GIVEN TASK:
Tell how many lines have the string "icon" in them, and write nothing besides the number.
* START PROVIDED RECORDS *
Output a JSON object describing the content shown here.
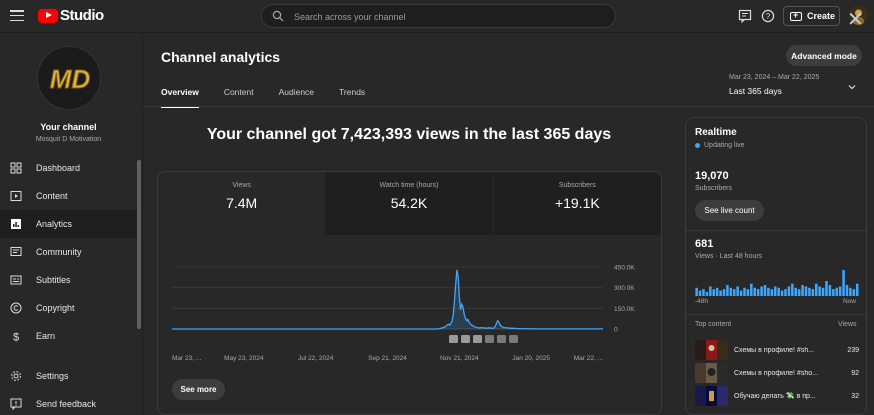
{
  "app": {
    "logo_text": "Studio",
    "search_placeholder": "Search across your channel",
    "create_label": "Create"
  },
  "channel": {
    "name": "Your channel",
    "subname": "Mosquit D Motivation",
    "avatar_letters": "MD"
  },
  "sidebar": {
    "items": [
      {
        "label": "Dashboard",
        "icon": "dashboard-icon",
        "active": false
      },
      {
        "label": "Content",
        "icon": "content-icon",
        "active": false
      },
      {
        "label": "Analytics",
        "icon": "analytics-icon",
        "active": true
      },
      {
        "label": "Community",
        "icon": "community-icon",
        "active": false
      },
      {
        "label": "Subtitles",
        "icon": "subtitles-icon",
        "active": false
      },
      {
        "label": "Copyright",
        "icon": "copyright-icon",
        "active": false
      },
      {
        "label": "Earn",
        "icon": "earn-icon",
        "active": false
      }
    ],
    "bottom": [
      {
        "label": "Settings",
        "icon": "gear-icon"
      },
      {
        "label": "Send feedback",
        "icon": "feedback-icon"
      }
    ]
  },
  "header": {
    "title": "Channel analytics",
    "advanced_label": "Advanced mode",
    "tabs": [
      "Overview",
      "Content",
      "Audience",
      "Trends"
    ],
    "active_tab": "Overview",
    "date_range": "Mar 23, 2024 – Mar 22, 2025",
    "date_label": "Last 365 days"
  },
  "overview": {
    "headline": "Your channel got 7,423,393 views in the last 365 days",
    "metrics": [
      {
        "label": "Views",
        "value": "7.4M",
        "selected": true
      },
      {
        "label": "Watch time (hours)",
        "value": "54.2K",
        "selected": false
      },
      {
        "label": "Subscribers",
        "value": "+19.1K",
        "selected": false
      }
    ],
    "see_more_label": "See more"
  },
  "chart_data": {
    "type": "line",
    "series": [
      {
        "values": [
          0,
          0,
          0,
          0,
          0,
          0,
          0,
          0,
          0,
          0,
          0,
          0,
          0,
          0,
          0,
          0,
          0,
          0,
          0,
          0,
          0,
          0,
          0,
          0,
          0,
          0,
          0,
          0,
          0,
          0,
          0,
          0,
          0,
          0,
          0,
          0,
          0,
          0,
          0,
          0,
          0,
          0,
          0,
          0,
          0,
          0,
          0,
          0,
          0,
          0,
          0,
          0,
          0,
          0,
          0,
          0,
          0,
          0,
          0,
          0,
          0,
          0,
          0,
          0,
          0,
          0,
          0,
          0,
          0,
          0,
          0,
          0,
          0,
          0,
          0,
          0,
          0,
          0,
          0,
          0,
          0,
          0,
          0,
          0,
          0,
          0,
          0,
          0,
          0,
          0,
          0,
          0,
          0,
          0,
          0,
          0,
          0,
          0,
          0,
          0,
          0,
          0,
          0,
          0,
          0,
          0,
          0,
          0,
          0,
          0,
          0,
          0,
          0,
          0,
          0,
          0,
          0,
          0,
          0,
          0,
          0,
          0,
          0,
          0,
          0,
          0,
          0,
          0,
          0,
          0,
          0,
          0,
          0,
          0,
          0,
          0,
          0,
          0,
          0,
          0,
          0,
          0,
          0,
          0,
          0,
          0,
          0,
          0,
          0,
          0,
          0,
          0,
          0,
          0,
          0,
          0,
          0,
          0,
          0,
          0,
          0,
          0,
          0,
          0,
          0,
          0,
          0,
          0,
          0,
          0,
          0,
          0,
          0,
          0,
          0,
          0,
          0,
          0,
          0,
          0,
          0,
          0,
          0,
          0,
          0,
          0,
          0,
          0,
          0,
          0,
          0,
          0,
          0,
          0,
          0,
          0,
          0,
          0,
          0,
          0,
          0,
          0,
          0,
          0,
          0,
          0,
          0,
          0,
          0,
          0,
          0,
          0,
          0,
          0,
          0,
          0,
          0,
          0,
          0,
          0,
          0,
          0,
          1000,
          2000,
          4000,
          6000,
          9000,
          12000,
          15000,
          22000,
          30000,
          35000,
          28000,
          40000,
          60000,
          110000,
          210000,
          330000,
          430000,
          380000,
          230000,
          140000,
          180000,
          160000,
          110000,
          80000,
          60000,
          70000,
          50000,
          40000,
          30000,
          25000,
          20000,
          15000,
          12000,
          10000,
          9000,
          8000,
          10000,
          9000,
          8000,
          7000,
          6000,
          6000,
          8000,
          9000,
          7000,
          6000,
          5000,
          8000,
          20000,
          40000,
          60000,
          50000,
          30000,
          20000,
          15000,
          12000,
          10000,
          9000,
          8000,
          7000,
          6000,
          6000,
          5000,
          5000,
          4000,
          4000,
          4000,
          3000,
          3000,
          3000,
          3000,
          2000,
          2000,
          2000,
          2000,
          2000,
          2000,
          2000,
          2000,
          2000,
          1000,
          1000,
          1000,
          1000,
          1000,
          1000,
          1000,
          1000,
          1000,
          1000,
          1000,
          1000,
          1000,
          1000,
          1000,
          1000,
          1000,
          1000,
          1000,
          1000,
          1000,
          1000,
          1000,
          1000,
          1000,
          1000,
          1000,
          1000,
          1000,
          1000,
          1000,
          1000,
          1000,
          1000,
          1000,
          1000,
          1000,
          1000,
          1000,
          1000,
          1000,
          1000,
          1000,
          1000,
          1000,
          1000,
          1000,
          1000,
          1000,
          1000,
          1000,
          1000,
          1000,
          1000,
          1000,
          1000,
          1000,
          1000,
          1000
        ]
      }
    ],
    "x_tick_labels": [
      "Mar 23, ...",
      "May 23, 2024",
      "Jul 22, 2024",
      "Sep 21, 2024",
      "Nov 21, 2024",
      "Jan 20, 2025",
      "Mar 22, ..."
    ],
    "y_tick_labels": [
      "450.0K",
      "300.0K",
      "150.0K",
      "0"
    ],
    "ylim": [
      0,
      450000
    ],
    "grid": true,
    "line_color": "#3ea6ff"
  },
  "realtime": {
    "title": "Realtime",
    "status": "Updating live",
    "subscribers": "19,070",
    "subscribers_label": "Subscribers",
    "live_count_label": "See live count",
    "views": "681",
    "views_label": "Views · Last 48 hours",
    "bar_values": [
      6,
      4,
      5,
      3,
      7,
      5,
      6,
      4,
      5,
      8,
      6,
      5,
      7,
      4,
      6,
      5,
      9,
      6,
      5,
      7,
      8,
      6,
      5,
      7,
      6,
      4,
      5,
      7,
      9,
      6,
      5,
      8,
      7,
      6,
      5,
      9,
      7,
      6,
      11,
      8,
      5,
      6,
      7,
      19,
      8,
      6,
      5,
      9
    ],
    "axis_left": "-48h",
    "axis_right": "Now",
    "top_content_label": "Top content",
    "top_views_label": "Views",
    "top_content": [
      {
        "title": "Схемы в профиле! #sh...",
        "views": "239",
        "thumb": [
          "#2a1a1a",
          "#8a1a1a",
          "#3a2a1a"
        ]
      },
      {
        "title": "Схемы в профиле! #sho...",
        "views": "92",
        "thumb": [
          "#4a3a2a",
          "#6a5a4a",
          "#2a2a2a"
        ]
      },
      {
        "title": "Обучаю делать 💸 в пр...",
        "views": "32",
        "thumb": [
          "#1a1a4a",
          "#0a0a3a",
          "#2a2a6a"
        ]
      }
    ]
  }
}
* END PROVIDED RECORDS *
FINAL RESULT:
9